Work to be completed | Select the lines below containing the word "from".

◆ ◆ ◆ ◆ ◆

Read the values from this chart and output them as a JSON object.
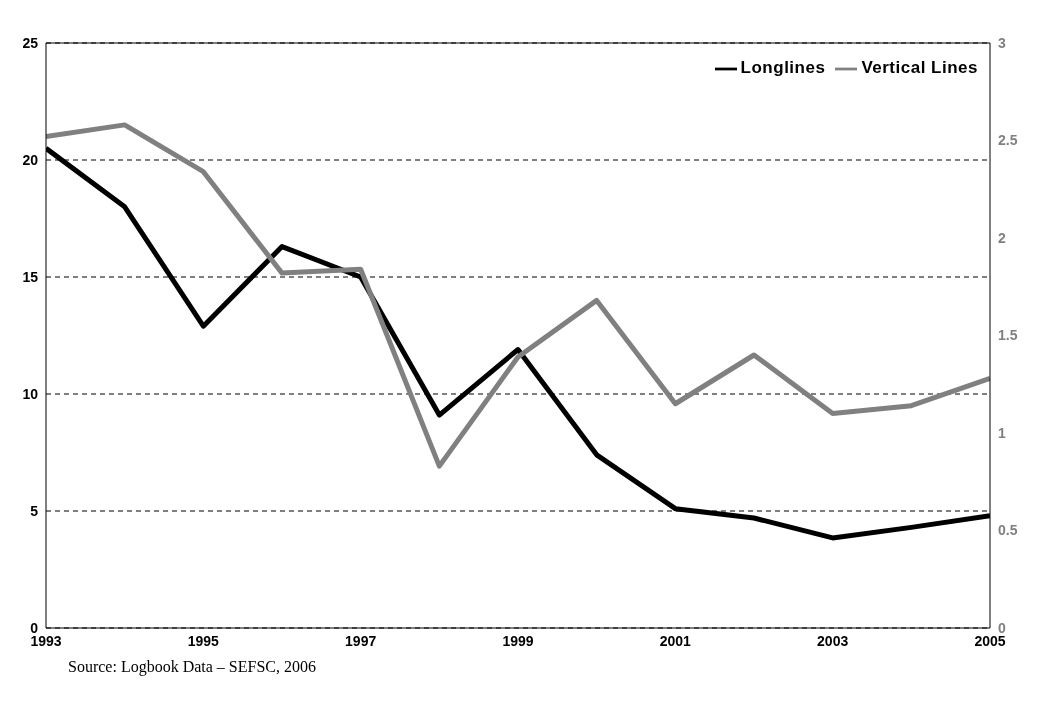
{
  "chart_data": {
    "type": "line",
    "x": [
      1993,
      1994,
      1995,
      1996,
      1997,
      1998,
      1999,
      2000,
      2001,
      2002,
      2003,
      2004,
      2005
    ],
    "series": [
      {
        "name": "Longlines",
        "color": "#000000",
        "values": [
          20.5,
          18.0,
          12.9,
          16.3,
          15.0,
          9.1,
          11.9,
          7.4,
          5.1,
          4.7,
          3.85,
          4.3,
          4.8
        ]
      },
      {
        "name": "Vertical Lines",
        "color": "#808080",
        "axis": "y2",
        "values": [
          2.52,
          2.58,
          2.34,
          1.82,
          1.84,
          0.83,
          1.39,
          1.68,
          1.15,
          1.4,
          1.1,
          1.14,
          1.28
        ]
      }
    ],
    "xlim": [
      1993,
      2005
    ],
    "xticks": [
      1993,
      1995,
      1997,
      1999,
      2001,
      2003,
      2005
    ],
    "ylim": [
      0,
      25
    ],
    "yticks": [
      0,
      5,
      10,
      15,
      20,
      25
    ],
    "y2lim": [
      0,
      3
    ],
    "y2ticks": [
      0,
      0.5,
      1,
      1.5,
      2,
      2.5,
      3
    ],
    "grid": "y",
    "line_style": "solid",
    "legend": "top right",
    "annotations": [
      "Source: Logbook Data – SEFSC, 2006"
    ]
  }
}
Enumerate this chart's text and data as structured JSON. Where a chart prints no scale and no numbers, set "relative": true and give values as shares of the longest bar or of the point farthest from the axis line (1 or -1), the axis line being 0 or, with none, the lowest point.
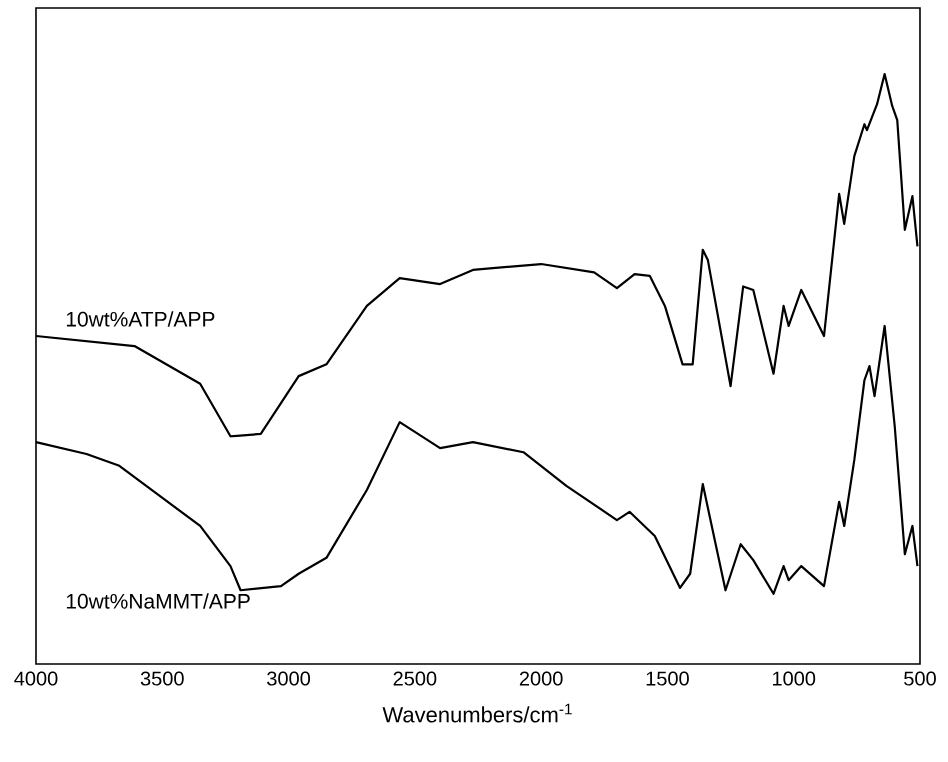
{
  "chart_data": {
    "type": "line",
    "xlabel": "Wavenumbers/cm$^{-1}$",
    "relative": true,
    "xlim": [
      4000,
      500
    ],
    "xticks": [
      4000,
      3500,
      3000,
      2500,
      2000,
      1500,
      1000,
      500
    ],
    "grid": false,
    "marker": "none",
    "line_style": "solid",
    "series": [
      {
        "name": "10wt%ATP/APP",
        "color": "#000000",
        "x": [
          4000,
          3610,
          3350,
          3230,
          3110,
          2960,
          2850,
          2690,
          2560,
          2400,
          2270,
          2000,
          1790,
          1700,
          1630,
          1570,
          1510,
          1440,
          1400,
          1360,
          1340,
          1250,
          1200,
          1160,
          1080,
          1040,
          1020,
          970,
          880,
          820,
          800,
          760,
          720,
          710,
          670,
          640,
          610,
          590,
          560,
          530,
          510
        ],
        "values": [
          0.556,
          0.539,
          0.475,
          0.386,
          0.39,
          0.488,
          0.508,
          0.607,
          0.654,
          0.644,
          0.668,
          0.678,
          0.664,
          0.637,
          0.661,
          0.658,
          0.607,
          0.508,
          0.508,
          0.702,
          0.685,
          0.471,
          0.64,
          0.634,
          0.492,
          0.607,
          0.573,
          0.634,
          0.556,
          0.797,
          0.746,
          0.861,
          0.915,
          0.905,
          0.949,
          1.0,
          0.946,
          0.922,
          0.736,
          0.793,
          0.708
        ]
      },
      {
        "name": "10wt%NaMMT/APP",
        "color": "#000000",
        "x": [
          4000,
          3800,
          3670,
          3350,
          3230,
          3190,
          3030,
          2960,
          2850,
          2690,
          2560,
          2400,
          2270,
          2070,
          1900,
          1700,
          1650,
          1550,
          1450,
          1410,
          1360,
          1270,
          1210,
          1160,
          1080,
          1040,
          1020,
          970,
          880,
          820,
          800,
          760,
          720,
          700,
          680,
          640,
          600,
          560,
          530,
          510
        ],
        "values": [
          0.376,
          0.356,
          0.336,
          0.234,
          0.166,
          0.125,
          0.132,
          0.153,
          0.18,
          0.295,
          0.41,
          0.366,
          0.376,
          0.359,
          0.302,
          0.244,
          0.258,
          0.217,
          0.129,
          0.153,
          0.305,
          0.125,
          0.203,
          0.176,
          0.119,
          0.166,
          0.142,
          0.166,
          0.132,
          0.275,
          0.234,
          0.346,
          0.481,
          0.505,
          0.454,
          0.573,
          0.403,
          0.186,
          0.234,
          0.166
        ]
      }
    ]
  }
}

◆ ◆ ◆ ◆ ◆

Exercise solution |
Read the values from this chart and output them as a JSON object.
Enumerate this chart's text and data as structured JSON. Where a chart prints no scale and no numbers, set "relative": true and give values as shares of the longest bar or of the point farthest from the axis line (1 or -1), the axis line being 0 or, with none, the lowest point.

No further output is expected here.